WHAT YOU HAVE TO DO: Read through the records below and copy each line that uses the word "Work".
## begin
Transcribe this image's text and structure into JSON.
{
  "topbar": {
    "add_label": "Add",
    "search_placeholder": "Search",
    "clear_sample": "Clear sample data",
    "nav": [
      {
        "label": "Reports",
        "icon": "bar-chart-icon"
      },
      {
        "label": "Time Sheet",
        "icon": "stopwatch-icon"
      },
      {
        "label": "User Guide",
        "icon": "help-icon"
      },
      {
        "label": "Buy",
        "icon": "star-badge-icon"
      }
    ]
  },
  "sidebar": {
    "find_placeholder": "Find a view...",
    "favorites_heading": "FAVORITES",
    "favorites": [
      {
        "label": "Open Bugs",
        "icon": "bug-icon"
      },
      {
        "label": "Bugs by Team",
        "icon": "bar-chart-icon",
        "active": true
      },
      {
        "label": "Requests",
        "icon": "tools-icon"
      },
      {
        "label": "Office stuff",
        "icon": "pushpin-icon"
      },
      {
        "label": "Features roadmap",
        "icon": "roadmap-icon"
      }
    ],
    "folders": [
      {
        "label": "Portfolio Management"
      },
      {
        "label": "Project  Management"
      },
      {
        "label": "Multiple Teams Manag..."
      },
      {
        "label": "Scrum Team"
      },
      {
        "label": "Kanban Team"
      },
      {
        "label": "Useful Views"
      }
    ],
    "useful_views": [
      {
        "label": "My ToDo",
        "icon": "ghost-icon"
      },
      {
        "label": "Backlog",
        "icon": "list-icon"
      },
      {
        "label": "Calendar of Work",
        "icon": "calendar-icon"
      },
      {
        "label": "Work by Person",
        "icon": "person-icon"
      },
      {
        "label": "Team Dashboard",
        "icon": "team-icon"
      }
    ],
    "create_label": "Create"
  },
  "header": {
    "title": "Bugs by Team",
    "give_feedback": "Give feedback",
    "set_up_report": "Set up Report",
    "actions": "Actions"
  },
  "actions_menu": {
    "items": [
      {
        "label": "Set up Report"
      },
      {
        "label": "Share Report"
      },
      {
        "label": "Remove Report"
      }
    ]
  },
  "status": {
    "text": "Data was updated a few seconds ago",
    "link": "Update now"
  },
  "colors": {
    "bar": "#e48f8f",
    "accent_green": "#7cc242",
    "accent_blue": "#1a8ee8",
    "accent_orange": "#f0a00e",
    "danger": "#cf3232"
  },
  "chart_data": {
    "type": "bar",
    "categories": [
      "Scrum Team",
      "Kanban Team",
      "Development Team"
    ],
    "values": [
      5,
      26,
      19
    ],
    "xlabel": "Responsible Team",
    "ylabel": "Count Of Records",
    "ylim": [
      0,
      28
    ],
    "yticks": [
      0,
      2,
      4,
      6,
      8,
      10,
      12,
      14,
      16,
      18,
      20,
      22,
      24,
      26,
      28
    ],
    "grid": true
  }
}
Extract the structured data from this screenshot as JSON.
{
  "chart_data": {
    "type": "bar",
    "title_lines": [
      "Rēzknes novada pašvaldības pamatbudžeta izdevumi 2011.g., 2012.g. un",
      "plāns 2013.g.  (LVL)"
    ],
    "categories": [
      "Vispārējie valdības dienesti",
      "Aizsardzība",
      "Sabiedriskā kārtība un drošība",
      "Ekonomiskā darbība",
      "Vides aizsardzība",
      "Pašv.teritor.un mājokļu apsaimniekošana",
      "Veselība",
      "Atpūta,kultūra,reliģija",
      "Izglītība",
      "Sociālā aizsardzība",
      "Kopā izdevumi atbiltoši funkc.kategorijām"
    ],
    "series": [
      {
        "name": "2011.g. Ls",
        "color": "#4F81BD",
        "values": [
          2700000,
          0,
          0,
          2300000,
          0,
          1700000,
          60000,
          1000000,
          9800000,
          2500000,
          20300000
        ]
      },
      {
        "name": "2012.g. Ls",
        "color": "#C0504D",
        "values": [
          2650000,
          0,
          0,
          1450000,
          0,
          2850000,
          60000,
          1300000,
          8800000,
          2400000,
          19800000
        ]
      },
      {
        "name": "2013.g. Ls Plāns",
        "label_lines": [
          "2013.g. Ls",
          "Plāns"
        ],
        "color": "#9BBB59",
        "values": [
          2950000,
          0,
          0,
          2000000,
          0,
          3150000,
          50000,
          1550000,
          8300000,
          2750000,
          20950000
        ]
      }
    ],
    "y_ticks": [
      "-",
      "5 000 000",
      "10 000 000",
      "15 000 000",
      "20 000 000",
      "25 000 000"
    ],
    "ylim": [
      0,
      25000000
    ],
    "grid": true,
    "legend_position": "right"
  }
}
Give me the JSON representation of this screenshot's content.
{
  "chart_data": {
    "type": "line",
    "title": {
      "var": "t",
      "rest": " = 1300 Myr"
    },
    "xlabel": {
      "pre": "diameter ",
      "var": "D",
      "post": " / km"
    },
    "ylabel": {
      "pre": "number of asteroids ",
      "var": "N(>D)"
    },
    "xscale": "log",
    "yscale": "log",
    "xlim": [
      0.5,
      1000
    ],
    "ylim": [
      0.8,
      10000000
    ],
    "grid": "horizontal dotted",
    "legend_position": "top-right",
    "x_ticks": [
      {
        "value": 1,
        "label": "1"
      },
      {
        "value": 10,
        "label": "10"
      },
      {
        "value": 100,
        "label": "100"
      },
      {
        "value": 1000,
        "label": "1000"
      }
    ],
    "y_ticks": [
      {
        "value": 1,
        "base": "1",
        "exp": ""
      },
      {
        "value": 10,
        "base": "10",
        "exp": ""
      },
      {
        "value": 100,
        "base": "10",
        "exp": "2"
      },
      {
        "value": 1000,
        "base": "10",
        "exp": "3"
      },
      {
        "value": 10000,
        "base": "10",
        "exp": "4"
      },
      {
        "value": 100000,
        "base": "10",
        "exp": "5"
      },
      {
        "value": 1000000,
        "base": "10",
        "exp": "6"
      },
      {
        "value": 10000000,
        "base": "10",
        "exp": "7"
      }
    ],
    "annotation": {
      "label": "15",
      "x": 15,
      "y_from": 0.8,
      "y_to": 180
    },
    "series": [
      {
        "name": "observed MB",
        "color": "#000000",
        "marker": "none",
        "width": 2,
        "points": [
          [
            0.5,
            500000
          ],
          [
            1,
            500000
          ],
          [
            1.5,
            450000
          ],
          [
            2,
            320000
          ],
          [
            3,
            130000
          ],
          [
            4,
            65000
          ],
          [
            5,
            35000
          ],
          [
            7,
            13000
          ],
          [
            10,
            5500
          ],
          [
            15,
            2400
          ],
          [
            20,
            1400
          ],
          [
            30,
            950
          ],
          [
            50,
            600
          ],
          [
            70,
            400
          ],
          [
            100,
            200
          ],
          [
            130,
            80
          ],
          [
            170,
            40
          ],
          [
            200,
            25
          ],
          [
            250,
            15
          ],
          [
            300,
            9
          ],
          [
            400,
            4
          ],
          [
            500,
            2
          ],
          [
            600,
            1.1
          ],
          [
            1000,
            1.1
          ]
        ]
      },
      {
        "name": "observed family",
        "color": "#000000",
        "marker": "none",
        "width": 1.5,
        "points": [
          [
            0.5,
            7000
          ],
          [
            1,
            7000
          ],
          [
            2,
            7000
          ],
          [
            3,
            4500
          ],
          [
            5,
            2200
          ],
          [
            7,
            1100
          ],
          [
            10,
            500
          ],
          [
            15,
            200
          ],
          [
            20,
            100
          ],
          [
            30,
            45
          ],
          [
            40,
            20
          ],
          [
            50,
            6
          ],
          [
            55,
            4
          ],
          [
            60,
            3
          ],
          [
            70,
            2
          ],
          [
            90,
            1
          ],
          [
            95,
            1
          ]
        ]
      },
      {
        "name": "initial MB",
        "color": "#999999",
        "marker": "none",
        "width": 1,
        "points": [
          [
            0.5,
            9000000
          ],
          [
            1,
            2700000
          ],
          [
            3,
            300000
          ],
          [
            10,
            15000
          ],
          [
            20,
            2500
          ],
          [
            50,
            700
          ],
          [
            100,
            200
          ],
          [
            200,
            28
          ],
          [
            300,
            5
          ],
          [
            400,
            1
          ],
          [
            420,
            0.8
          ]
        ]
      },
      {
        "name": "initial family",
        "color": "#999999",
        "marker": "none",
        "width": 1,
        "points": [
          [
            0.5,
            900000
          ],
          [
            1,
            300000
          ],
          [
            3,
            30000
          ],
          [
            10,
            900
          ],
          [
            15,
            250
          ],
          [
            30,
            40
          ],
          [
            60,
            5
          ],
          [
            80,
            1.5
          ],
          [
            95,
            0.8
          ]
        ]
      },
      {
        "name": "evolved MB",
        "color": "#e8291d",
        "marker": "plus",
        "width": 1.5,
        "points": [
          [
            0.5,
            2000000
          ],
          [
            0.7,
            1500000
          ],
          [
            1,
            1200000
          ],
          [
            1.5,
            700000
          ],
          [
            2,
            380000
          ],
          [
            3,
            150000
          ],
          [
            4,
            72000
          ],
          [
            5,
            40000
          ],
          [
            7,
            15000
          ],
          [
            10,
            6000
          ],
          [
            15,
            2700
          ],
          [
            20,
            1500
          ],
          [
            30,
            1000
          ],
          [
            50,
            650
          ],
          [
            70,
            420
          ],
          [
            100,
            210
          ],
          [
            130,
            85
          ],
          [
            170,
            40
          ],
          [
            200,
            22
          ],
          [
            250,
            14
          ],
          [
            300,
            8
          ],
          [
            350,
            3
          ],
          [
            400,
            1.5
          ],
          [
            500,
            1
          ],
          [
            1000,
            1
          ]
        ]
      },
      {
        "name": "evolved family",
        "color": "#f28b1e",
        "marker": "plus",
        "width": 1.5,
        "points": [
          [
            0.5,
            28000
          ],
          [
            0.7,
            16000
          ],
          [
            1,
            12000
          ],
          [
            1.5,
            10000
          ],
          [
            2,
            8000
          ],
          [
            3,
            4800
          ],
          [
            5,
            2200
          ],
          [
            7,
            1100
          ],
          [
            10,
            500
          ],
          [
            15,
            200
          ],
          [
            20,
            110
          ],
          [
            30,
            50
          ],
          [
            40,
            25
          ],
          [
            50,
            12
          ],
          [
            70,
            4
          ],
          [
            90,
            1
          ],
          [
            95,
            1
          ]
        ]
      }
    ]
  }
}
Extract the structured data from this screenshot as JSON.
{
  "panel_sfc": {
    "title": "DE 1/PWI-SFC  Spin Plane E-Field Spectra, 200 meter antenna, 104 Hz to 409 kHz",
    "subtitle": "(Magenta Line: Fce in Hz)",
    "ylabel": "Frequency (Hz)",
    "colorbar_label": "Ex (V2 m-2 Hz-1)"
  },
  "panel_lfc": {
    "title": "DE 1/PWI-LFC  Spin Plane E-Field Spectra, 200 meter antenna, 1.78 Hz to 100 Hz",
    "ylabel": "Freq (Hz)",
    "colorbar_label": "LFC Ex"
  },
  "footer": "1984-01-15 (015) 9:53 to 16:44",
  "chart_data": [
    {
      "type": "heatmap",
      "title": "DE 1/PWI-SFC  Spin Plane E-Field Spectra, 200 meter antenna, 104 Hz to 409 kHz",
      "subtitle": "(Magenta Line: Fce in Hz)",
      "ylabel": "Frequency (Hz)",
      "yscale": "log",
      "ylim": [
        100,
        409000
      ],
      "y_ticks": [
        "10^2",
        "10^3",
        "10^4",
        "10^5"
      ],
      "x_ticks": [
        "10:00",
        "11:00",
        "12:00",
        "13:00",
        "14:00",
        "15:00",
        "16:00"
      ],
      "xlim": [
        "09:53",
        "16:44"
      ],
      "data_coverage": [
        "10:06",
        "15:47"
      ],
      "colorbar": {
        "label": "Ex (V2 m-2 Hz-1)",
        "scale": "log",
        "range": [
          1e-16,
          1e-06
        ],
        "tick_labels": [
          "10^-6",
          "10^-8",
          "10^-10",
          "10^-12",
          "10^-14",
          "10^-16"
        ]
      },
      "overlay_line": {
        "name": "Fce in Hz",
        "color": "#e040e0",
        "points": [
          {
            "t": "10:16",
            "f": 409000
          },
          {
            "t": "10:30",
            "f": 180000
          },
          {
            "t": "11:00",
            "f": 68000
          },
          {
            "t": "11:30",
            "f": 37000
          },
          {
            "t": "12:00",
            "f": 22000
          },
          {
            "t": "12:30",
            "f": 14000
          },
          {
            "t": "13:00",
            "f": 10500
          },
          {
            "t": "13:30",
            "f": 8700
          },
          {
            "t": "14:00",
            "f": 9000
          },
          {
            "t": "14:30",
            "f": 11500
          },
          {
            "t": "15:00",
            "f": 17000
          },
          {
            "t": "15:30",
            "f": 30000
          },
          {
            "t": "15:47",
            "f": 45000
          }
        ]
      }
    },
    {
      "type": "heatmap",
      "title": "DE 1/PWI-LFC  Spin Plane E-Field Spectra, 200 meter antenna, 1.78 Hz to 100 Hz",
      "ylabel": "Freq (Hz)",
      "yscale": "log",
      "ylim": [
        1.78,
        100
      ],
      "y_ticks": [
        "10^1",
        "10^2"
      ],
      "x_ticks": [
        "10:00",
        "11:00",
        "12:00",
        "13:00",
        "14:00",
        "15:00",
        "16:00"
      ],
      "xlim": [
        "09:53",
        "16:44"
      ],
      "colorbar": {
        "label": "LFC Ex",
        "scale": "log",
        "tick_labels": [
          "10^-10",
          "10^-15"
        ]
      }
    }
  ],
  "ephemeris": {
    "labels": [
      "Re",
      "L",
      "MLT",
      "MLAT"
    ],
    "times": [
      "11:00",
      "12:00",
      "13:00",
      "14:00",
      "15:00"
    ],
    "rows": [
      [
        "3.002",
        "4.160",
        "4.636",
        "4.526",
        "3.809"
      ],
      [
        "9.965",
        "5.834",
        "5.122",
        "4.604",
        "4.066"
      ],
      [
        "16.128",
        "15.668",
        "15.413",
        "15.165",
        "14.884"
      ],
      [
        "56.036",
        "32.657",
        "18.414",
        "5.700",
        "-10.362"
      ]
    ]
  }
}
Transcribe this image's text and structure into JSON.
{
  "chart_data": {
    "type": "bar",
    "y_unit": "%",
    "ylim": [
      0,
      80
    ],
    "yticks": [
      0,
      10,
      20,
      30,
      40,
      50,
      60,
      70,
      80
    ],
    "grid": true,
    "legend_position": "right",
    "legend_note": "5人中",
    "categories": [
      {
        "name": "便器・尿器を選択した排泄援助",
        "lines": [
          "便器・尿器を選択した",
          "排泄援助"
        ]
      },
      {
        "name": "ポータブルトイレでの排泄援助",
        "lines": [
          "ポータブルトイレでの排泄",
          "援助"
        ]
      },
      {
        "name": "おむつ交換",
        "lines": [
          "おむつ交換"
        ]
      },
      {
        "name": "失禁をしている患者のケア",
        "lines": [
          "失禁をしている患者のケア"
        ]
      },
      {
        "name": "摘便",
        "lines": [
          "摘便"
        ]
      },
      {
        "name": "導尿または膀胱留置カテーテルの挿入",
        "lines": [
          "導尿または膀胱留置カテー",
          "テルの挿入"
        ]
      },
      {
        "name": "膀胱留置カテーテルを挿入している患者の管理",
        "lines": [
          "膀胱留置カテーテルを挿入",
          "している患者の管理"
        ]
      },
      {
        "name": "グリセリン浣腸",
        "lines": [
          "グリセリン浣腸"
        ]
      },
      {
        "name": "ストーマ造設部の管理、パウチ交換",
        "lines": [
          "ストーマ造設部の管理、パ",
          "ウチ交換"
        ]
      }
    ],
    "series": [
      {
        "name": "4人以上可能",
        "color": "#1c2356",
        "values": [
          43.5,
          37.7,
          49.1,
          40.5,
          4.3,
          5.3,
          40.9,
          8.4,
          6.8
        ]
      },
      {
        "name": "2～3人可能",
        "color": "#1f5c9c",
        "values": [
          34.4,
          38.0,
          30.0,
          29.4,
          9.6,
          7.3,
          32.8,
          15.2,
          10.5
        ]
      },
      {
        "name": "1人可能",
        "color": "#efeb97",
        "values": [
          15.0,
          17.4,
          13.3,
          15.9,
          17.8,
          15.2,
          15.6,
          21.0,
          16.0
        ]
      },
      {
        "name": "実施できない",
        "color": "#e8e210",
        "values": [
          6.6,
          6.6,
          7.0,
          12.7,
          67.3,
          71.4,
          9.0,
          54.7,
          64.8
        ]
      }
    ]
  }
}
## end
RESPONSE:
        "label": "Calendar of Work",
        "label": "Work by Person",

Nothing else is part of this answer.